_Material supplied_

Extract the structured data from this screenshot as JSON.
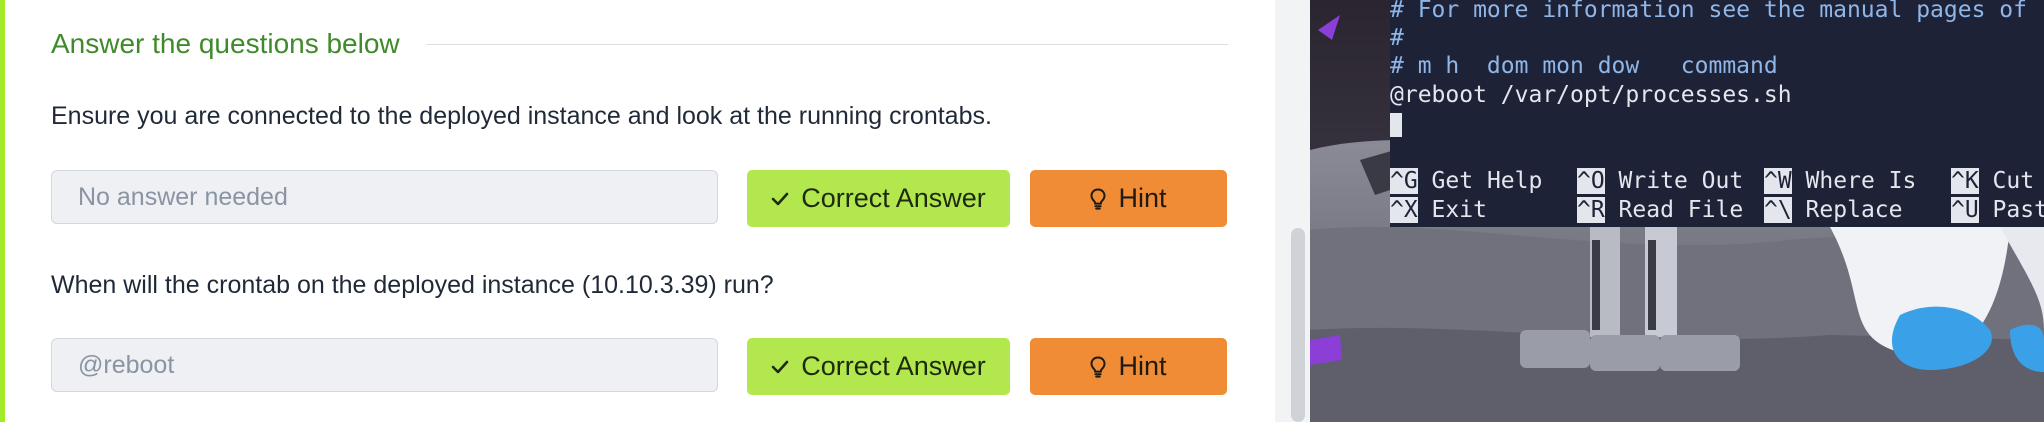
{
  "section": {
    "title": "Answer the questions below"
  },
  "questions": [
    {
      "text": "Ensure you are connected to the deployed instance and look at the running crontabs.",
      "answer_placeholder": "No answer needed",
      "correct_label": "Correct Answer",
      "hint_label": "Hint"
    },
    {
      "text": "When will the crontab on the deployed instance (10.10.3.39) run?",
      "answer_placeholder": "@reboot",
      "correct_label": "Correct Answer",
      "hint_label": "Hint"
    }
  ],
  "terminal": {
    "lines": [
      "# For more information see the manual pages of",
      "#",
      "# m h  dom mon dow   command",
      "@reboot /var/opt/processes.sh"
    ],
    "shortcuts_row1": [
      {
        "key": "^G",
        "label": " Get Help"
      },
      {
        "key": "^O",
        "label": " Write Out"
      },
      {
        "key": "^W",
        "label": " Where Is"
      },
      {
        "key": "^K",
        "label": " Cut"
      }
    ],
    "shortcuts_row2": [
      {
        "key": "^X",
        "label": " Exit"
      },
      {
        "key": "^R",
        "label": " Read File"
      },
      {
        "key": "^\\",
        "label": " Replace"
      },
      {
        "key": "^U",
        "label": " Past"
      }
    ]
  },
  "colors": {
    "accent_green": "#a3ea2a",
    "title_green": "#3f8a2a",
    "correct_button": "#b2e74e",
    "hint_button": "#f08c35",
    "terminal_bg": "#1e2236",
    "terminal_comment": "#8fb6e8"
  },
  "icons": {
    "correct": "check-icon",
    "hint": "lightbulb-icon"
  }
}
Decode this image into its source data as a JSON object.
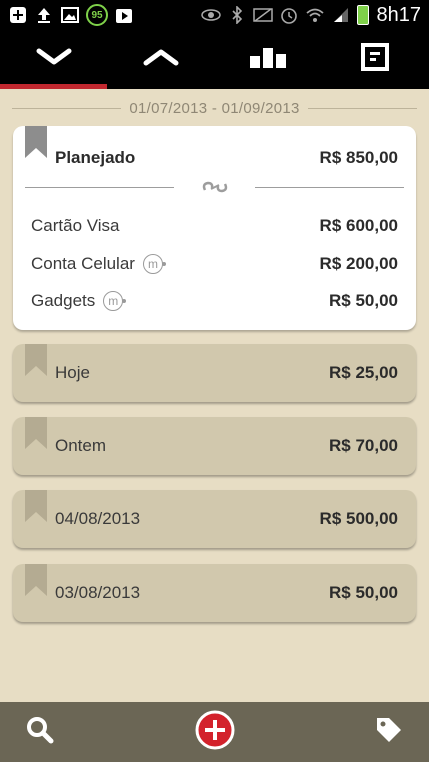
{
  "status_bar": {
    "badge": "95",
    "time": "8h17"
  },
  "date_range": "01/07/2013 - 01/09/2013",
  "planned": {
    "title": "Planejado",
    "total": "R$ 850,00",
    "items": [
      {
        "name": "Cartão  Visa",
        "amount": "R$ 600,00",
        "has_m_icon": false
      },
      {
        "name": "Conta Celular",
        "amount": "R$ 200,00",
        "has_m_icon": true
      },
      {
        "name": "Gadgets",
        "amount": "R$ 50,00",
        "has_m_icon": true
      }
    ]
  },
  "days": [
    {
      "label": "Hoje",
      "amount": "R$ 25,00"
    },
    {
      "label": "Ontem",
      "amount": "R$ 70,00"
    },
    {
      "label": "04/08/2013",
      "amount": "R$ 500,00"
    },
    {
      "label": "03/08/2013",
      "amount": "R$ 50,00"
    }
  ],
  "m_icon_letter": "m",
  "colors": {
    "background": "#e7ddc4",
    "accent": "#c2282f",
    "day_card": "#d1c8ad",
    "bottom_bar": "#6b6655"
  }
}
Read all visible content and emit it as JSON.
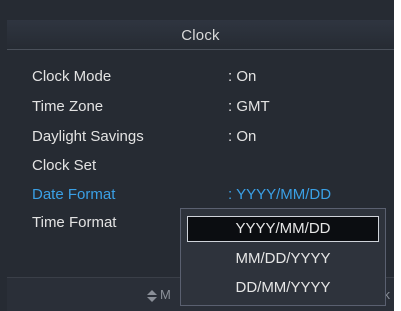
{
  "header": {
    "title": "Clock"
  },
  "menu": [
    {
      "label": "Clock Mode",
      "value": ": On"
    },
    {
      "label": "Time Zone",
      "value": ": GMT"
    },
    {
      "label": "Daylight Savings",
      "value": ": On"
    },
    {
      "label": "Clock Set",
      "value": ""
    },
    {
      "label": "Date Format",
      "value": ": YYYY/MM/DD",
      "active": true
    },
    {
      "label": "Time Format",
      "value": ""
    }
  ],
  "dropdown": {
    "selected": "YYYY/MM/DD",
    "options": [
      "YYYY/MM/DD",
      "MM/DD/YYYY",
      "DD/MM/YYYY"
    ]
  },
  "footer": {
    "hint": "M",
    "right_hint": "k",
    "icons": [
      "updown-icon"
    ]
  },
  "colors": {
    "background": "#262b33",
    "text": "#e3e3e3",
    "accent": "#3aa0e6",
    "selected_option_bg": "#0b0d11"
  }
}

_What to work on_
Output only the lines from the one that contains "Read all visible content and emit it as JSON." to the end of the entries above, both end lines included, and drop the pictures.

_Solution for this problem_
Read all visible content and emit it as JSON.
{
  "header": {
    "title": "Clock"
  },
  "menu": [
    {
      "label": "Clock Mode",
      "value": ": On"
    },
    {
      "label": "Time Zone",
      "value": ": GMT"
    },
    {
      "label": "Daylight Savings",
      "value": ": On"
    },
    {
      "label": "Clock Set",
      "value": ""
    },
    {
      "label": "Date Format",
      "value": ": YYYY/MM/DD",
      "active": true
    },
    {
      "label": "Time Format",
      "value": ""
    }
  ],
  "dropdown": {
    "selected": "YYYY/MM/DD",
    "options": [
      "YYYY/MM/DD",
      "MM/DD/YYYY",
      "DD/MM/YYYY"
    ]
  },
  "footer": {
    "hint": "M",
    "right_hint": "k",
    "icons": [
      "updown-icon"
    ]
  },
  "colors": {
    "background": "#262b33",
    "text": "#e3e3e3",
    "accent": "#3aa0e6",
    "selected_option_bg": "#0b0d11"
  }
}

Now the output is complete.